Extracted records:
START

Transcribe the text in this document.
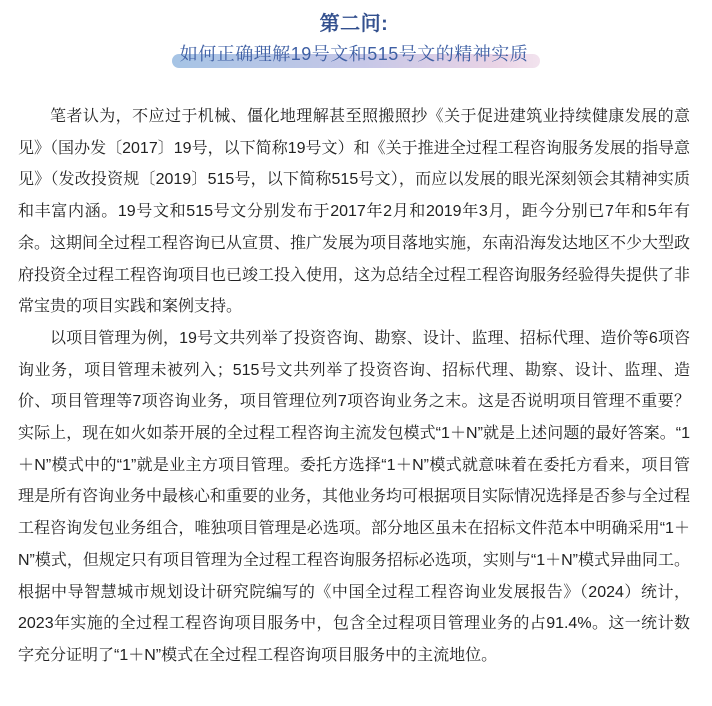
第二问:
如何正确理解19号文和515号文的精神实质

笔者认为，不应过于机械、僵化地理解甚至照搬照抄《关于促进建筑业持续健康发展的意见》（国办发〔2017〕19号，以下简称19号文）和《关于推进全过程工程咨询服务发展的指导意见》（发改投资规〔2019〕515号，以下简称515号文），而应以发展的眼光深刻领会其精神实质和丰富内涵。19号文和515号文分别发布于2017年2月和2019年3月，距今分别已7年和5年有余。这期间全过程工程咨询已从宣贯、推广发展为项目落地实施，东南沿海发达地区不少大型政府投资全过程工程咨询项目也已竣工投入使用，这为总结全过程工程咨询服务经验得失提供了非常宝贵的项目实践和案例支持。

以项目管理为例，19号文共列举了投资咨询、勘察、设计、监理、招标代理、造价等6项咨询业务，项目管理未被列入；515号文共列举了投资咨询、招标代理、勘察、设计、监理、造价、项目管理等7项咨询业务，项目管理位列7项咨询业务之末。这是否说明项目管理不重要？实际上，现在如火如荼开展的全过程工程咨询主流发包模式“1＋N”就是上述问题的最好答案。“1＋N”模式中的“1”就是业主方项目管理。委托方选择“1＋N”模式就意味着在委托方看来，项目管理是所有咨询业务中最核心和重要的业务，其他业务均可根据项目实际情况选择是否参与全过程工程咨询发包业务组合，唯独项目管理是必选项。部分地区虽未在招标文件范本中明确采用“1＋N”模式，但规定只有项目管理为全过程工程咨询服务招标必选项，实则与“1＋N”模式异曲同工。根据中导智慧城市规划设计研究院编写的《中国全过程工程咨询业发展报告》（2024）统计，2023年实施的全过程工程咨询项目服务中，包含全过程项目管理业务的占91.4%。这一统计数字充分证明了“1＋N”模式在全过程工程咨询项目服务中的主流地位。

END

WRITTEN EXERCISE | Copy out each record shown above without alteration, skipping any picture.

FULL ANSWER |
Transcribe the text in this document.
第二问:
如何正确理解19号文和515号文的精神实质

笔者认为，不应过于机械、僵化地理解甚至照搬照抄《关于促进建筑业持续健康发展的意见》（国办发〔2017〕19号，以下简称19号文）和《关于推进全过程工程咨询服务发展的指导意见》（发改投资规〔2019〕515号，以下简称515号文），而应以发展的眼光深刻领会其精神实质和丰富内涵。19号文和515号文分别发布于2017年2月和2019年3月，距今分别已7年和5年有余。这期间全过程工程咨询已从宣贯、推广发展为项目落地实施，东南沿海发达地区不少大型政府投资全过程工程咨询项目也已竣工投入使用，这为总结全过程工程咨询服务经验得失提供了非常宝贵的项目实践和案例支持。

以项目管理为例，19号文共列举了投资咨询、勘察、设计、监理、招标代理、造价等6项咨询业务，项目管理未被列入；515号文共列举了投资咨询、招标代理、勘察、设计、监理、造价、项目管理等7项咨询业务，项目管理位列7项咨询业务之末。这是否说明项目管理不重要？实际上，现在如火如荼开展的全过程工程咨询主流发包模式“1＋N”就是上述问题的最好答案。“1＋N”模式中的“1”就是业主方项目管理。委托方选择“1＋N”模式就意味着在委托方看来，项目管理是所有咨询业务中最核心和重要的业务，其他业务均可根据项目实际情况选择是否参与全过程工程咨询发包业务组合，唯独项目管理是必选项。部分地区虽未在招标文件范本中明确采用“1＋N”模式，但规定只有项目管理为全过程工程咨询服务招标必选项，实则与“1＋N”模式异曲同工。根据中导智慧城市规划设计研究院编写的《中国全过程工程咨询业发展报告》（2024）统计，2023年实施的全过程工程咨询项目服务中，包含全过程项目管理业务的占91.4%。这一统计数字充分证明了“1＋N”模式在全过程工程咨询项目服务中的主流地位。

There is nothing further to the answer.